Stored data
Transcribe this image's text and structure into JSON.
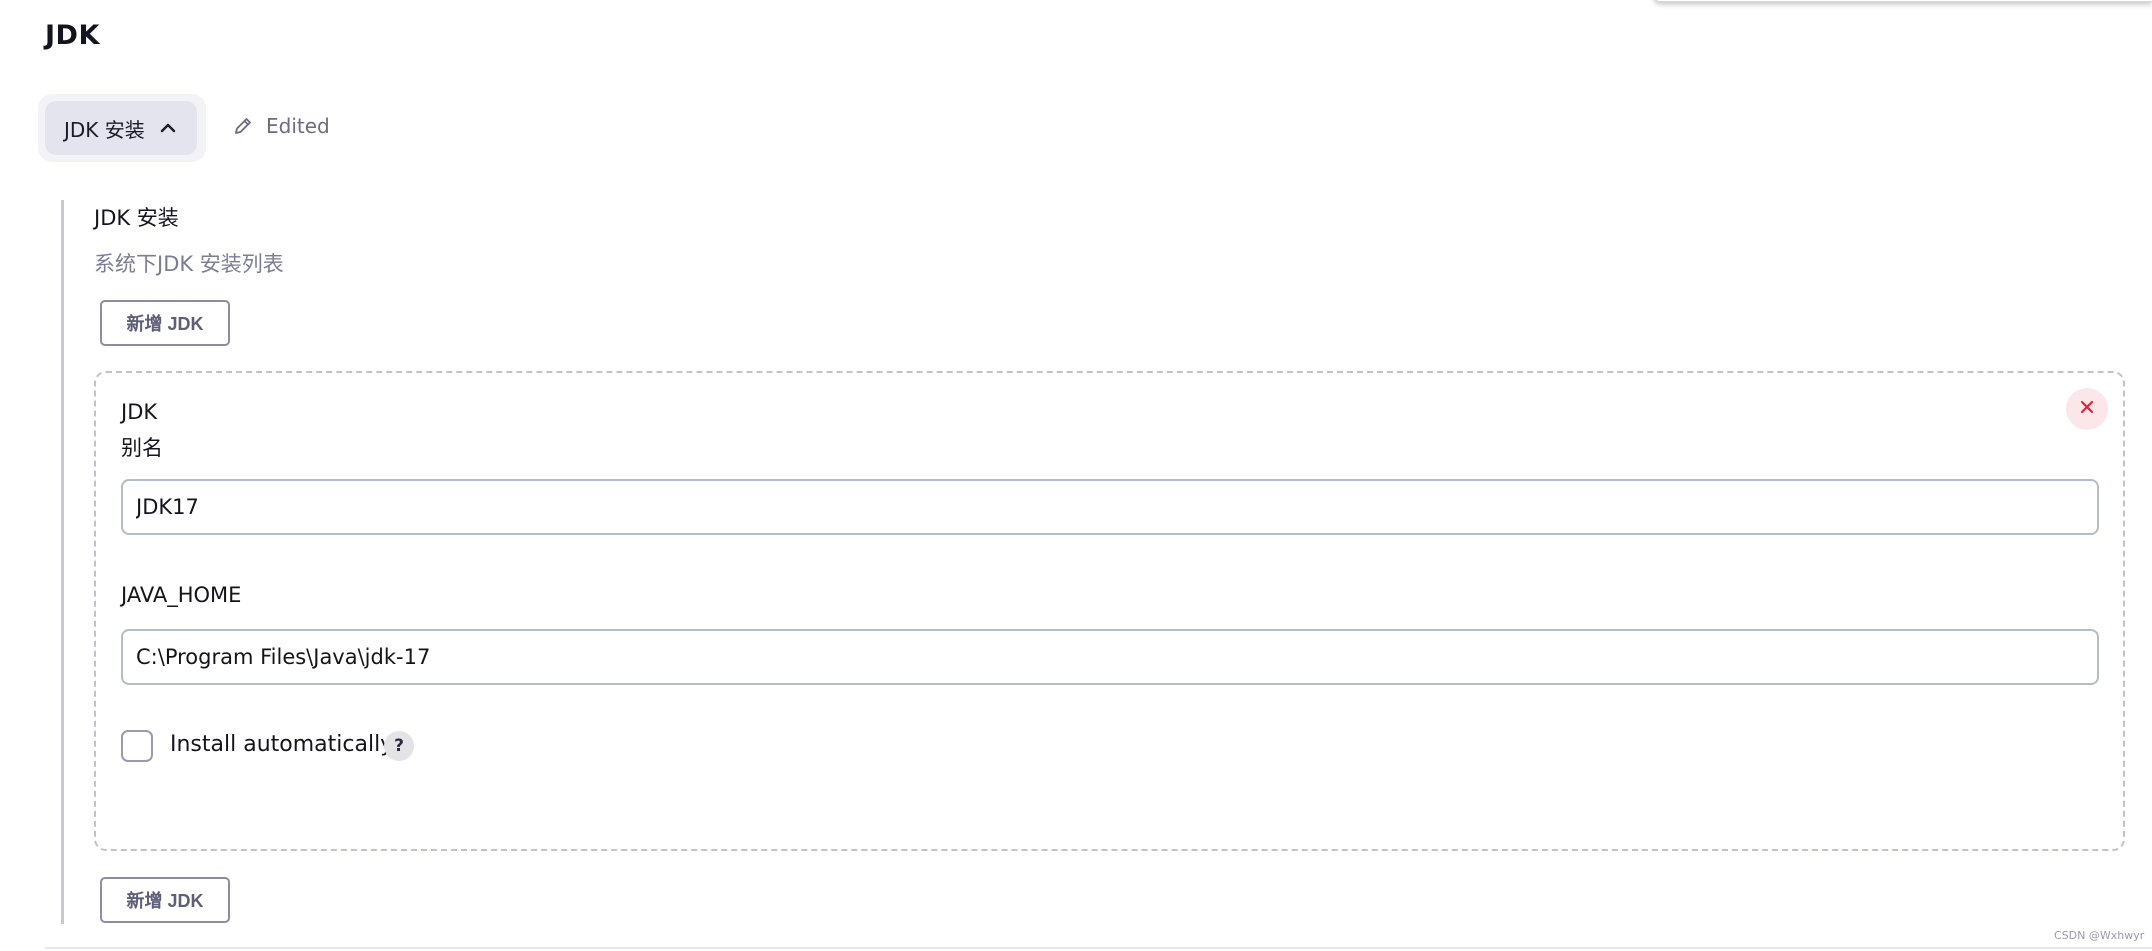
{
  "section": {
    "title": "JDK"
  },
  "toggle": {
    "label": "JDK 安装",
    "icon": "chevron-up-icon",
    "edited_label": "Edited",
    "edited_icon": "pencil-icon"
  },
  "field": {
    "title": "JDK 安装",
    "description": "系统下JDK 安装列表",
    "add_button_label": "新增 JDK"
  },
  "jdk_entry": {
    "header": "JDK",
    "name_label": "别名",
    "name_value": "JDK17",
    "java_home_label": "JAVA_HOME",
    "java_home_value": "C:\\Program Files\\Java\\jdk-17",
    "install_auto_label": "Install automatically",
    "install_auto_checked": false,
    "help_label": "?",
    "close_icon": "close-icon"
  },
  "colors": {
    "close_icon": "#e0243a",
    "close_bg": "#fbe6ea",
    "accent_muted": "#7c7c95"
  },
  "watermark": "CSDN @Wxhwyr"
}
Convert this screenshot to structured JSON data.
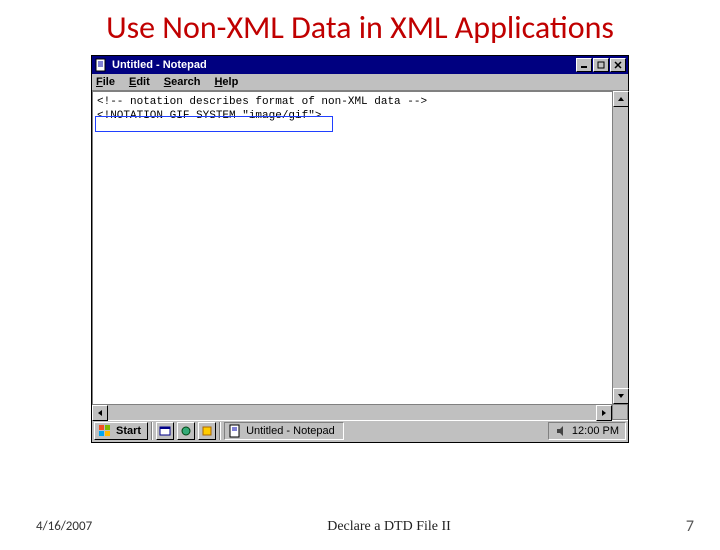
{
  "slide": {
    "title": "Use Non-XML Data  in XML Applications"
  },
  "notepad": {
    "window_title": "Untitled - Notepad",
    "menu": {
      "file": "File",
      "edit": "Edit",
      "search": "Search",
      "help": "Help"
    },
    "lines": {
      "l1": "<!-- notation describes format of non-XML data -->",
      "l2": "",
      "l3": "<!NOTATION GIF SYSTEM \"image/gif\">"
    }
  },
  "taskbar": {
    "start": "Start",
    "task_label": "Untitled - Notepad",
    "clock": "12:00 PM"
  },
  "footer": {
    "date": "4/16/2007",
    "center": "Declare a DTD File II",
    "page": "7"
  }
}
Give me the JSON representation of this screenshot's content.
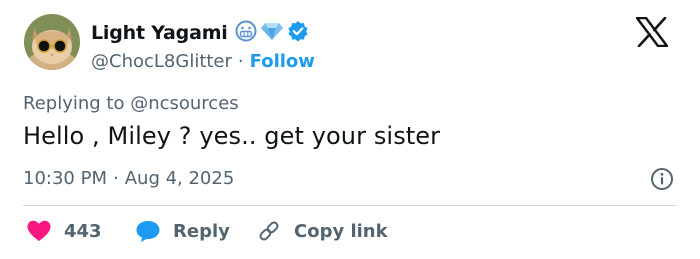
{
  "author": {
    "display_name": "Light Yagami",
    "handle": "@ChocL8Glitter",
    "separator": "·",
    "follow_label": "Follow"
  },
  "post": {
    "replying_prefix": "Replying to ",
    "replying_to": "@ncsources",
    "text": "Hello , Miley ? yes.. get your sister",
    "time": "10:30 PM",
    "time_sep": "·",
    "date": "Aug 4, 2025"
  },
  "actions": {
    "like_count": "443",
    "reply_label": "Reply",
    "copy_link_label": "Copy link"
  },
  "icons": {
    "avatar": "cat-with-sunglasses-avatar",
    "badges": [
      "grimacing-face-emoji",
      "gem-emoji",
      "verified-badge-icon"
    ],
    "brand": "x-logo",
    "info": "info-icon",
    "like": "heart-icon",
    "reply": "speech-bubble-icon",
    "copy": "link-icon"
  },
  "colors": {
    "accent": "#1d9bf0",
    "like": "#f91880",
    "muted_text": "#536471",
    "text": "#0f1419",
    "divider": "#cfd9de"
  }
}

---

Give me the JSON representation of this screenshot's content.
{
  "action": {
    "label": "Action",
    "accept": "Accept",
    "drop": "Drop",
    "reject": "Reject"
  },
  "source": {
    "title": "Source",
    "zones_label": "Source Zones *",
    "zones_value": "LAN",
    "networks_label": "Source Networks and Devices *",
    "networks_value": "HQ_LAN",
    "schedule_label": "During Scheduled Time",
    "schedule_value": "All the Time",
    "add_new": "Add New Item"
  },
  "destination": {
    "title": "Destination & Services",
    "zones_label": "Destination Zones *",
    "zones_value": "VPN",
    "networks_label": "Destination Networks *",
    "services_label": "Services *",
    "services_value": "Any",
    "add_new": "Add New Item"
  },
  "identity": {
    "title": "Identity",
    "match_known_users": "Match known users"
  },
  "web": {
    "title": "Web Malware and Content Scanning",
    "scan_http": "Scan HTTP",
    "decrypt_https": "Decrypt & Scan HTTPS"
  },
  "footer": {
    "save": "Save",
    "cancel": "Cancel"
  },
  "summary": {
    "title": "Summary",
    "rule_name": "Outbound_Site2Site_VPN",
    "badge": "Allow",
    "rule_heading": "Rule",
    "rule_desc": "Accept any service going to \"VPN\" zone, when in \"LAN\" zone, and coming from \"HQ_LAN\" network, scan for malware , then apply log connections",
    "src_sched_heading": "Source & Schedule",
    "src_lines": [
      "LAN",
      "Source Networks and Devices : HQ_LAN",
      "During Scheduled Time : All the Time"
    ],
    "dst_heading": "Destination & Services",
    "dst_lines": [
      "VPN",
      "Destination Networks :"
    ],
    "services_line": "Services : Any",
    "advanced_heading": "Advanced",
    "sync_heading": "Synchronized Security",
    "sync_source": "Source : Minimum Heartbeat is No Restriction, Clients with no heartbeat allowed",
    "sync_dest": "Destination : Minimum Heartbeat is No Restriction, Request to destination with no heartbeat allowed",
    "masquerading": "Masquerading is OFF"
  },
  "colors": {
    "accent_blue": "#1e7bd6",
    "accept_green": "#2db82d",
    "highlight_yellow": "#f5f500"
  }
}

» Job: Check each line above for the word "Heartbeat" and say how many have it, with nothing else.

» Response below: 2